● DOCUMENT TEXT:
--- START ---

So the plan was for us to take the Triumph Sprint GT for a two-up trip to the Alps with a couple of our friends this summer. But for various work-related reasons, that all fell through which just left Alison and me going alone. I found a lovely-looking hotel in Gstaad that looked the part, booked it and asked them to reserve a place for the bike in their garage.

And then Alison said, “Why don’t we take the MX-5? We could then even chat whilst we’re driving!” And so we changed plans and booked a Eurotunnel fare that was “Flexiplus” coming back for the MX-5. We’d have packed the Sprint’s top box and panniers relatively lightly, but the MX-5’s boot space gave us a little more space to play with; this is our luggage for a week away, comprising two holdalls, one wheeled bag and two running rucksacks with our running gear in:

Gstaad Luggage

Gstaad Luggage

London to Gstaad is quite a schlep so I found somewhere near Dijon to stay on the way down and the way back and booked those too and on the appointed day off we went with the roof up as it was an ‘oh-dark-hundred’ start.  Once we got to Folkestone, the roof came down and for the rest of the day’s drive it stayed down until we got to Gevrey-Chambertain and the Hotel Arts et Terroirs.  The hotel was quaint and comfortable but didn’t serve Dinner on a Sunday, so we walked into the town centre for a lovely meal at Chez Guy.

Monday morning after a lovely breakfast, we packed and set off towards Gstaad, making full use of the Sanef Tolling “Liber-t” tag we’d ordered in the UK and which allowed us to approach some péage toll booths at up to 30kph (the rest having to slow right down) and just drive through with no need to collect tickets or fumble for cards or cash.  Use this link to receive €5 off yours!

On arrival at the Hotel Gstaaderhof we drove into their underground car park and made our way to our lovely room with a hell of a view!

Hotel Gstaaderhof Balcony View

Hotel Gstaaderhof Balcony View

Tuesday saw us heading up the other side of the valley for a BBQ lunch laid on for us by the hotel which was a lovely gesture, followed by a rest day wandering around Gstaad. The plan was to go for a run in the late afternoon – I’d plotted out a couple of routes before we left – but a thunderstorm put paid to that.

--- END ---

(Element location listings)
--- START ---

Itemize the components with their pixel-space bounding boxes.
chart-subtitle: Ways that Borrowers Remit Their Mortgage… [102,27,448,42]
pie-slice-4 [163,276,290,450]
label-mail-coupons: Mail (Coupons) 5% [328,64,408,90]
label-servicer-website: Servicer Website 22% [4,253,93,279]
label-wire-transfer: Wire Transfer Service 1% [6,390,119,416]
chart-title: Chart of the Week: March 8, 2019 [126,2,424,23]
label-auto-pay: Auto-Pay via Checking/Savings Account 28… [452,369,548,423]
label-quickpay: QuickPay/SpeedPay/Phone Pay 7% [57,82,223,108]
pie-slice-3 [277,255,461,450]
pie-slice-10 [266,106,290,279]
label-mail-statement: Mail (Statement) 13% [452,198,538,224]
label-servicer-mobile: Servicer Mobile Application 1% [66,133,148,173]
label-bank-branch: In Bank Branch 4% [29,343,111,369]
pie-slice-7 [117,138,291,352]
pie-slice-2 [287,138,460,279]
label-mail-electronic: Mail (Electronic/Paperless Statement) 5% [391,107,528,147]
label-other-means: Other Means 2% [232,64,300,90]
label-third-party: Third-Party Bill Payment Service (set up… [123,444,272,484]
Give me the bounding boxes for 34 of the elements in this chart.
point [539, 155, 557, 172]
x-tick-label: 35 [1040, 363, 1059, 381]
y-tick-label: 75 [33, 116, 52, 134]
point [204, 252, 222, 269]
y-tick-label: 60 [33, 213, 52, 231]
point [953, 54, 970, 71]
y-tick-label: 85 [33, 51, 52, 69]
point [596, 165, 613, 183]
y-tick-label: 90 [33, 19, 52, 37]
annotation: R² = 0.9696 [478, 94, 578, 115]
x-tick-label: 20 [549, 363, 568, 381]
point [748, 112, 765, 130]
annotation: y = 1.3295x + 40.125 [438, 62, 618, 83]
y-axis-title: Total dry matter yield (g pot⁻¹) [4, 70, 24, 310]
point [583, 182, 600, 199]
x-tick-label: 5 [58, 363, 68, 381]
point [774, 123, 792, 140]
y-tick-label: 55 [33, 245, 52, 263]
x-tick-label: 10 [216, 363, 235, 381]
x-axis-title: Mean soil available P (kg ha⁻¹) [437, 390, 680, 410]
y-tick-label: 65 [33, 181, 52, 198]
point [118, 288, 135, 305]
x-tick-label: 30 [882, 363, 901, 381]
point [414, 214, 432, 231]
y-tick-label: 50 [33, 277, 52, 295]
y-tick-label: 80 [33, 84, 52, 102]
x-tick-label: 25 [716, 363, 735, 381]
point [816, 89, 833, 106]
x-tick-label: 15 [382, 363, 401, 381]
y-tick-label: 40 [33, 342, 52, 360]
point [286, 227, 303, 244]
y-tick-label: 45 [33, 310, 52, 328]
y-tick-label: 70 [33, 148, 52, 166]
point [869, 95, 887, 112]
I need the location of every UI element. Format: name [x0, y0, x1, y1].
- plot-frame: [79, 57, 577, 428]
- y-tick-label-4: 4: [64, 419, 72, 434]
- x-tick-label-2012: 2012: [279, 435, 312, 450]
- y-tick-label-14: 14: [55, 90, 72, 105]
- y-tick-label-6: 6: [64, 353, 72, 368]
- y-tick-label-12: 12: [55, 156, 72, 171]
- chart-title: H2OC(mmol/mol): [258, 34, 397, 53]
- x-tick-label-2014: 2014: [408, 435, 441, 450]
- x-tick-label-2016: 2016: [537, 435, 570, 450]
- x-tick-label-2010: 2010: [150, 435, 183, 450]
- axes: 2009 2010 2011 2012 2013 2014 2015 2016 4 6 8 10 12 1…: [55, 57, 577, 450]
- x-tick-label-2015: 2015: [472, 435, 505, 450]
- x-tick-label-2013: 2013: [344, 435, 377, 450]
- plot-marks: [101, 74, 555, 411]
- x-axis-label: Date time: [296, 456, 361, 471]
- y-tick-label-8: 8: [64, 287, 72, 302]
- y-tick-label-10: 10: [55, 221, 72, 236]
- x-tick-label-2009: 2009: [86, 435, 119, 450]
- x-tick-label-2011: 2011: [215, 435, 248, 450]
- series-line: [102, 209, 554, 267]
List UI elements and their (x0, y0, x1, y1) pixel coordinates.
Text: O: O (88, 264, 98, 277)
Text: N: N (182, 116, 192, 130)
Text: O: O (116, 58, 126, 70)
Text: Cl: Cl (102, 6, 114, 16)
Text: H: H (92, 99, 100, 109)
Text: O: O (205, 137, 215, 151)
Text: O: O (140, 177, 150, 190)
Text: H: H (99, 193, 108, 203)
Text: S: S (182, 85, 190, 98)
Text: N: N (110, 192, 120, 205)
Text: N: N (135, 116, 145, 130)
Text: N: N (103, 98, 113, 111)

--- END ---

● WHAT TO WORK ON:
- a) From the Gstaad trip account, quote the stretch from "Monday morning after" through "paid to that.".
- b) Answer these from the Gstaad trip account:
(i) Which car did the couple take in place of the Triumph Sprint GT?
(ii) Where did they stay near Dijon on the way down?
(iii) What prevented the run planned for Tuesday afternoon?
- c) Please carry the Gstaad trip account on from its final sentence.

● RESULTS BY TASK:
- a)
Monday morning after a lovely breakfast, we packed and set off towards Gstaad, making full use of the Sanef Tolling “Liber-t” tag we’d ordered in the UK and which allowed us to approach some péage toll booths at up to 30kph (the rest having to slow right down) and just drive through with no need to collect tickets or fumble for cards or cash.  Use this link to receive €5 off yours!

On arrival at the Hotel Gstaaderhof we drove into their underground car park and made our way to our lovely room with a hell of a view!

Hotel Gstaaderhof Balcony View

Hotel Gstaaderhof Balcony View

Tuesday saw us heading up the other side of the valley for a BBQ lunch laid on for us by the hotel which was a lovely gesture, followed by a rest day wandering around Gstaad. The plan was to go for a run in the late afternoon – I’d plotted out a couple of routes before we left – but a thunderstorm put paid to that.

- b)
(i) The MX-5.
(ii) The Hotel Arts et Terroirs in Gevrey-Chambertain.
(iii) A thunderstorm.

- c)
Wednesday’s afternoon weather forecast was looking a little dodgy so after breakfast we borrowed a couple of mountain bikes from the hotel – at no charge! – and headed off for a shortish 20km ride:

Great fun!

Thursday was to be our drive up into the Alps with a plan to drive for a couple of hours to Innertkirchen and then start a figure of eight drive through the Five Passes. We hadn’t really left enough time for this and by the time we’d been stuck in some roadworks leading towards one of them, we decided that time wasn’t on our side, so we made do with just the Susken Pass, Furka Pass and Grimsel Pass.  Great fun, although the smell from the MX-5’s brakes showed we’d been pushing it quite hard…

Wave!

Wave!

Beautiful!

Beautiful!

Twisties

Twisties

Friday was another rest day. Well … if you count riding 42½km on mountain bikes as rest! But the day started with an invitation up to the top of the Höhi Wispile for breakfast cooked by our hotel’s owners. Fabulous views and a lovely breakfast.

Cheese!

Cheese!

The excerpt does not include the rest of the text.